## JOB
In the material below, identify each line bearing the word "acceptances". Reproduce those lines.

## INFORMATION PROVIDED
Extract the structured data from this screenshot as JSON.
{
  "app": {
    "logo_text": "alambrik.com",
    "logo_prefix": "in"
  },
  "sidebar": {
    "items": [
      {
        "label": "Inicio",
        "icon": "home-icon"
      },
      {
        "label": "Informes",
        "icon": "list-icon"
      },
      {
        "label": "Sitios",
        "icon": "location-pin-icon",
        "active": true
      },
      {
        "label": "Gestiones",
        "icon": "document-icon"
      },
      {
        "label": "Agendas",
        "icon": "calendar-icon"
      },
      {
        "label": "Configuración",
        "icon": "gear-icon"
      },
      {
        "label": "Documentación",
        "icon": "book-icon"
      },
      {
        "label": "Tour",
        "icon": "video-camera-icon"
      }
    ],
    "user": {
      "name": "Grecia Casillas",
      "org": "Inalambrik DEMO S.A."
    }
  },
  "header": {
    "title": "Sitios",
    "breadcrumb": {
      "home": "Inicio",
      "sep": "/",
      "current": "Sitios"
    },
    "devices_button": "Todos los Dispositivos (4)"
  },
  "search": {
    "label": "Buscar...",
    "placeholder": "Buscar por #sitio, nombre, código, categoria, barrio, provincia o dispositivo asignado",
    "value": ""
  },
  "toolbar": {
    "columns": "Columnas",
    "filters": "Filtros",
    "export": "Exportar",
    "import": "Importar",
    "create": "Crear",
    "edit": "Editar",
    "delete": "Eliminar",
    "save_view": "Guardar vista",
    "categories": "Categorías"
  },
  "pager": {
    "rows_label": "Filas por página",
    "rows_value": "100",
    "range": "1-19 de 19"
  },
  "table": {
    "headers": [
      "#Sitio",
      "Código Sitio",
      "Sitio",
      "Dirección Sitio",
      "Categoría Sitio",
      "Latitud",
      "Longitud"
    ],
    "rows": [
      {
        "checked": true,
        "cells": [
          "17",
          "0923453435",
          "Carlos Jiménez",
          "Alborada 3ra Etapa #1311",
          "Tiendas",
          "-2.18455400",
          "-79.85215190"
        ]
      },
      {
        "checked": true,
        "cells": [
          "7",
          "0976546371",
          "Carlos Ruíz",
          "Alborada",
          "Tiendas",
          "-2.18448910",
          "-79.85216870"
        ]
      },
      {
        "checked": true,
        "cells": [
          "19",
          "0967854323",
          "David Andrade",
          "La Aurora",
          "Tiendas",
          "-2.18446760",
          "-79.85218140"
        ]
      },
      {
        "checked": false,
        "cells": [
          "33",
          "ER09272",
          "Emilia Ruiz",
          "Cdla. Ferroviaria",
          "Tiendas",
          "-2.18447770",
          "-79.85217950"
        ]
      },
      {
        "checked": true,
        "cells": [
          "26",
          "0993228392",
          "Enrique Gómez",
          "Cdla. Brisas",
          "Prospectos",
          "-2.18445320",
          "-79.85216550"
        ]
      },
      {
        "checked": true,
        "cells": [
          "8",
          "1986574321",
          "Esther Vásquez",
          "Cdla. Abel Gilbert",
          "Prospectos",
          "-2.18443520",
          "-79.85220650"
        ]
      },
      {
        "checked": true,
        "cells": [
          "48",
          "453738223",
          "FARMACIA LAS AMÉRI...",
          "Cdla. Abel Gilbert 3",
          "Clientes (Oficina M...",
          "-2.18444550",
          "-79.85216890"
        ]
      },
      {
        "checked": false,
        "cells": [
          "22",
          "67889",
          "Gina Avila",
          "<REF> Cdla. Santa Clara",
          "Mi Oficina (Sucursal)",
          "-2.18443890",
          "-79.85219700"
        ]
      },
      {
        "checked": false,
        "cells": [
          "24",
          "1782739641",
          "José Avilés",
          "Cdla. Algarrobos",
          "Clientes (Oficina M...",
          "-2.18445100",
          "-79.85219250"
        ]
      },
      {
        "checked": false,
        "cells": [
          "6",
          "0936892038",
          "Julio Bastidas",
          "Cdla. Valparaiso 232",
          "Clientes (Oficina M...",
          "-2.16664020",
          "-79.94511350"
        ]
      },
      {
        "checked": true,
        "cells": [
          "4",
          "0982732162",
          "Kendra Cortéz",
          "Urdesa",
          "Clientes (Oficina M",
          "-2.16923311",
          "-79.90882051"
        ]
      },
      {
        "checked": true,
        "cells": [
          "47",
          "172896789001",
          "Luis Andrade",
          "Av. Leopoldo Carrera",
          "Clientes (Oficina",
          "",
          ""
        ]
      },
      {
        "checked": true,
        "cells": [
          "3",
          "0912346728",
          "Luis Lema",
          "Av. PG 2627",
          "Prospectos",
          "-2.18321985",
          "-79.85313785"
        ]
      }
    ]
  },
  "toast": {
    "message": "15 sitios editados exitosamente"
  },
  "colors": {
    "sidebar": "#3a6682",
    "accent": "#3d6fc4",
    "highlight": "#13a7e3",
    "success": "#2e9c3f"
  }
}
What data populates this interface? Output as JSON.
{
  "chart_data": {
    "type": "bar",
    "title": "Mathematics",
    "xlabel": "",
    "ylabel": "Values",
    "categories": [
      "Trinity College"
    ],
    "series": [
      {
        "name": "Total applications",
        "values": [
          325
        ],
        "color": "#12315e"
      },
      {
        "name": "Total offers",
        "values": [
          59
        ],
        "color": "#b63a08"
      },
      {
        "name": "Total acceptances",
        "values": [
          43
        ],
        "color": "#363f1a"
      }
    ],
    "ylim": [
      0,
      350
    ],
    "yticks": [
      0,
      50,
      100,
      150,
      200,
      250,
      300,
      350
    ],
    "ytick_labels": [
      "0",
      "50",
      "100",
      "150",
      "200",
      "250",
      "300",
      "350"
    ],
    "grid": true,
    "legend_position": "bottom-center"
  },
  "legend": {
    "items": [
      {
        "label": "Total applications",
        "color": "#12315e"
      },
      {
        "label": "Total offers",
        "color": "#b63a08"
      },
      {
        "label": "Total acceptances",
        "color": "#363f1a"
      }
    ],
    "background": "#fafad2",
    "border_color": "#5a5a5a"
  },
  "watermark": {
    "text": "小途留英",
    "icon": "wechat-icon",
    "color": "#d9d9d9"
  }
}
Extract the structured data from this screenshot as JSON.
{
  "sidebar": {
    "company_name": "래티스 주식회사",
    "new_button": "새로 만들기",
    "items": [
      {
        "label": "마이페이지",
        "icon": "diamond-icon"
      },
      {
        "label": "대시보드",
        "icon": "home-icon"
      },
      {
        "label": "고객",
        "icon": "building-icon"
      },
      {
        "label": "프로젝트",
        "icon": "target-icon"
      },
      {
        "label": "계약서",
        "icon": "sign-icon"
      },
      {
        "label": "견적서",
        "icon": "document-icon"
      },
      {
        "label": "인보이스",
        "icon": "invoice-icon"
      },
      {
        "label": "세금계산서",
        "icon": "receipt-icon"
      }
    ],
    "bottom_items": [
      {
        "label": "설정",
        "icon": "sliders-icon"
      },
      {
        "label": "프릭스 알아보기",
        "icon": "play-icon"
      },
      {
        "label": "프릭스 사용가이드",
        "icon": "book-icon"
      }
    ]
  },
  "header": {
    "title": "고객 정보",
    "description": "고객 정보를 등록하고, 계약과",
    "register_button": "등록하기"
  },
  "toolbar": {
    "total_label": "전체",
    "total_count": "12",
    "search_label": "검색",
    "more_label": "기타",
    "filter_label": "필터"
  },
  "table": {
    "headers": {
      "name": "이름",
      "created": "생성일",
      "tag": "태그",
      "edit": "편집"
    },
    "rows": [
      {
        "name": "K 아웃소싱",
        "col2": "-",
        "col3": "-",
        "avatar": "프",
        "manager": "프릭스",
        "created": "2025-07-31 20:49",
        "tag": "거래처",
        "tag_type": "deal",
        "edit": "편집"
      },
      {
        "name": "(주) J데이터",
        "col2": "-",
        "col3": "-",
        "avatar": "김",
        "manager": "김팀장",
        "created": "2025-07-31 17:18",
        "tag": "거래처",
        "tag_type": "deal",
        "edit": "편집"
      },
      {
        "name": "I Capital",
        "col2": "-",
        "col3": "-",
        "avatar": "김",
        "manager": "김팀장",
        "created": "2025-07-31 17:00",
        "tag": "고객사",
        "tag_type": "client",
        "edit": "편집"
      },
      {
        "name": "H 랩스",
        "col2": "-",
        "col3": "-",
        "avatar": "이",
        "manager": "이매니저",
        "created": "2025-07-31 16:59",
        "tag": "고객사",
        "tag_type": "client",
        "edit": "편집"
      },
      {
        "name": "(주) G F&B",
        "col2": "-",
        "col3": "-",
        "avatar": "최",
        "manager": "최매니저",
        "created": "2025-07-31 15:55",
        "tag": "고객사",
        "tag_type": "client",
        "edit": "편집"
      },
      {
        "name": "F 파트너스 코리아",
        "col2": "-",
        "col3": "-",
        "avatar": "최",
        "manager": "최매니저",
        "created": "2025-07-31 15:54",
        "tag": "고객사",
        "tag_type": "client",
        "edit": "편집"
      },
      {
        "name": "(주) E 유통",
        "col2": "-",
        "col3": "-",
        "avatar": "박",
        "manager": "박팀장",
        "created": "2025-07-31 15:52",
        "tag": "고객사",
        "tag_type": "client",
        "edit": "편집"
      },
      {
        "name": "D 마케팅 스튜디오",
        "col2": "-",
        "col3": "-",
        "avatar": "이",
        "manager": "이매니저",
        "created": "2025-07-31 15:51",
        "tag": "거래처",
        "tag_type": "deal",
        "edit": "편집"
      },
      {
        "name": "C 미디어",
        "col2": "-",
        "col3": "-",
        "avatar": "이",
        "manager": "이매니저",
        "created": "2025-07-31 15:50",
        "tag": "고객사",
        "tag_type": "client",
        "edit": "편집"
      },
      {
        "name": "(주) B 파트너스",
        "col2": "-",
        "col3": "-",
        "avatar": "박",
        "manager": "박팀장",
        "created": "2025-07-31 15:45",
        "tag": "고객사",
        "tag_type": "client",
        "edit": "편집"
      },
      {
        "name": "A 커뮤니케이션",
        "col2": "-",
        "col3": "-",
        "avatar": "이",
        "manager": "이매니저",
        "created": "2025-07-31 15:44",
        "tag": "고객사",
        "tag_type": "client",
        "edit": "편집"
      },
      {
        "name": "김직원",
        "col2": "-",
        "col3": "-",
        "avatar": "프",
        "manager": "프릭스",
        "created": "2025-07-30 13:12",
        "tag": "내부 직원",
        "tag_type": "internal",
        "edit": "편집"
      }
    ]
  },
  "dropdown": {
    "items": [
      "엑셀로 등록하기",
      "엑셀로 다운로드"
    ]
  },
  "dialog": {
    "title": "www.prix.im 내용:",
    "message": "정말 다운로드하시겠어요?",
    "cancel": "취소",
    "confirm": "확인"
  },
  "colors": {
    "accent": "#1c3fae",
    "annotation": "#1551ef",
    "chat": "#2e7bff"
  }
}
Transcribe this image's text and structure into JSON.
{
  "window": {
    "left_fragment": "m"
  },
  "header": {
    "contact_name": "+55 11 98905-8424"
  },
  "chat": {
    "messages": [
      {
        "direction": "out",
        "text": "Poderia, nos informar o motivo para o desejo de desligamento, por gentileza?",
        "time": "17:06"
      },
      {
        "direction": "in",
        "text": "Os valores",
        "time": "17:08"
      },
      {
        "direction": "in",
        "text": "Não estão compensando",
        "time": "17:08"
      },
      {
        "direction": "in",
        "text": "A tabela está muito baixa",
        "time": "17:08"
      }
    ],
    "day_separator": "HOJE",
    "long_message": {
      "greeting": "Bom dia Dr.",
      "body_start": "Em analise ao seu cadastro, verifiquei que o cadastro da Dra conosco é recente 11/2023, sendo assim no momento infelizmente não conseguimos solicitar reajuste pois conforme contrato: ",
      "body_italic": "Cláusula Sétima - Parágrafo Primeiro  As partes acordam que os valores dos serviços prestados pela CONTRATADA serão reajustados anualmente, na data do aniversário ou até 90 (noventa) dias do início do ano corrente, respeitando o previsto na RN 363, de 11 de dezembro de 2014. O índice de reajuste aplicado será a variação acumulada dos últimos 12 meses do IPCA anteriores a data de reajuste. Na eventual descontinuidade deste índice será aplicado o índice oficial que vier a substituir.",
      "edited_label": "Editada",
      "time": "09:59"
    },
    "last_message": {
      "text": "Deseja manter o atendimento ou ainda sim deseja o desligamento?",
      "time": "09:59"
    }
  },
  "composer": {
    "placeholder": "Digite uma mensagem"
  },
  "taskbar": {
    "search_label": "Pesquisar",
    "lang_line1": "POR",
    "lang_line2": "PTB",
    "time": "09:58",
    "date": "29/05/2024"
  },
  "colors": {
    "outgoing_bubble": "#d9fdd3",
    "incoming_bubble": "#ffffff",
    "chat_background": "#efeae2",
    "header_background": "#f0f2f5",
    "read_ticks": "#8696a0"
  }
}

## FINAL ANSWER
        "name": "Total acceptances",
        "label": "Total acceptances",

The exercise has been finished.